**AIM OF THE EXERCISE**
Using the data below, gather each line that includes the word "subtitle".

Records from a data source

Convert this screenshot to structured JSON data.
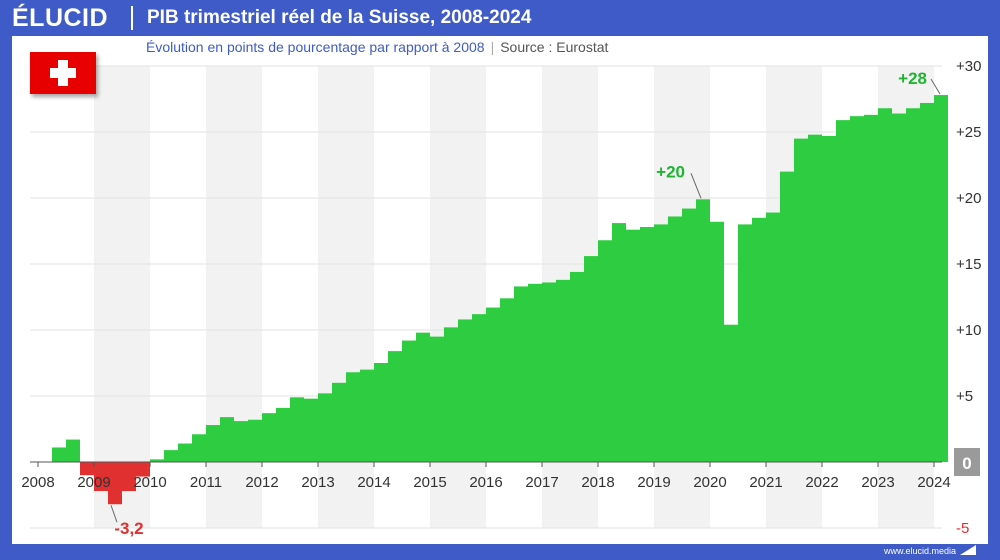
{
  "header": {
    "logo": "ÉLUCID",
    "title": "PIB trimestriel réel de la Suisse, 2008-2024"
  },
  "subtitle": {
    "main": "Évolution en points de pourcentage par rapport à 2008",
    "source": "Source : Eurostat"
  },
  "footer": {
    "url": "www.elucid.media"
  },
  "colors": {
    "positive": "#2ecc40",
    "negative": "#e03030",
    "brand": "#3f5bc8",
    "label_pos": "#21b432",
    "label_neg": "#e03030"
  },
  "chart_data": {
    "type": "bar",
    "title": "PIB trimestriel réel de la Suisse, 2008-2024",
    "subtitle": "Évolution en points de pourcentage par rapport à 2008",
    "xlabel": "",
    "ylabel": "",
    "ylim": [
      -5,
      30
    ],
    "yticks": [
      "-5",
      "0",
      "+5",
      "+10",
      "+15",
      "+20",
      "+25",
      "+30"
    ],
    "ytick_values": [
      -5,
      0,
      5,
      10,
      15,
      20,
      25,
      30
    ],
    "xticks": [
      "2008",
      "2009",
      "2010",
      "2011",
      "2012",
      "2013",
      "2014",
      "2015",
      "2016",
      "2017",
      "2018",
      "2019",
      "2020",
      "2021",
      "2022",
      "2023",
      "2024"
    ],
    "grid": true,
    "legend": "none",
    "categories": [
      "2008-Q1",
      "2008-Q2",
      "2008-Q3",
      "2008-Q4",
      "2009-Q1",
      "2009-Q2",
      "2009-Q3",
      "2009-Q4",
      "2010-Q1",
      "2010-Q2",
      "2010-Q3",
      "2010-Q4",
      "2011-Q1",
      "2011-Q2",
      "2011-Q3",
      "2011-Q4",
      "2012-Q1",
      "2012-Q2",
      "2012-Q3",
      "2012-Q4",
      "2013-Q1",
      "2013-Q2",
      "2013-Q3",
      "2013-Q4",
      "2014-Q1",
      "2014-Q2",
      "2014-Q3",
      "2014-Q4",
      "2015-Q1",
      "2015-Q2",
      "2015-Q3",
      "2015-Q4",
      "2016-Q1",
      "2016-Q2",
      "2016-Q3",
      "2016-Q4",
      "2017-Q1",
      "2017-Q2",
      "2017-Q3",
      "2017-Q4",
      "2018-Q1",
      "2018-Q2",
      "2018-Q3",
      "2018-Q4",
      "2019-Q1",
      "2019-Q2",
      "2019-Q3",
      "2019-Q4",
      "2020-Q1",
      "2020-Q2",
      "2020-Q3",
      "2020-Q4",
      "2021-Q1",
      "2021-Q2",
      "2021-Q3",
      "2021-Q4",
      "2022-Q1",
      "2022-Q2",
      "2022-Q3",
      "2022-Q4",
      "2023-Q1",
      "2023-Q2",
      "2023-Q3",
      "2023-Q4",
      "2024-Q1"
    ],
    "values": [
      0,
      1.1,
      1.7,
      -1.0,
      -2.2,
      -3.2,
      -2.2,
      -1.1,
      0.2,
      0.9,
      1.4,
      2.1,
      2.8,
      3.4,
      3.1,
      3.2,
      3.7,
      4.1,
      4.9,
      4.8,
      5.2,
      6.0,
      6.8,
      7.0,
      7.5,
      8.4,
      9.2,
      9.8,
      9.5,
      10.2,
      10.8,
      11.2,
      11.7,
      12.4,
      13.3,
      13.5,
      13.6,
      13.8,
      14.4,
      15.6,
      16.8,
      18.1,
      17.6,
      17.8,
      18.0,
      18.6,
      19.2,
      19.9,
      18.2,
      10.4,
      18.0,
      18.5,
      18.9,
      22.0,
      24.5,
      24.8,
      24.7,
      25.9,
      26.2,
      26.3,
      26.8,
      26.4,
      26.8,
      27.2,
      27.8
    ],
    "annotations": [
      {
        "text": "+28",
        "index": 64,
        "value": 27.8
      },
      {
        "text": "+20",
        "index": 47,
        "value": 19.9
      },
      {
        "text": "-3,2",
        "index": 5,
        "value": -3.2
      }
    ]
  }
}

**EXERCISE OUTPUT**
  "subtitle": {
    "subtitle": "Évolution en points de pourcentage par rapport à 2008",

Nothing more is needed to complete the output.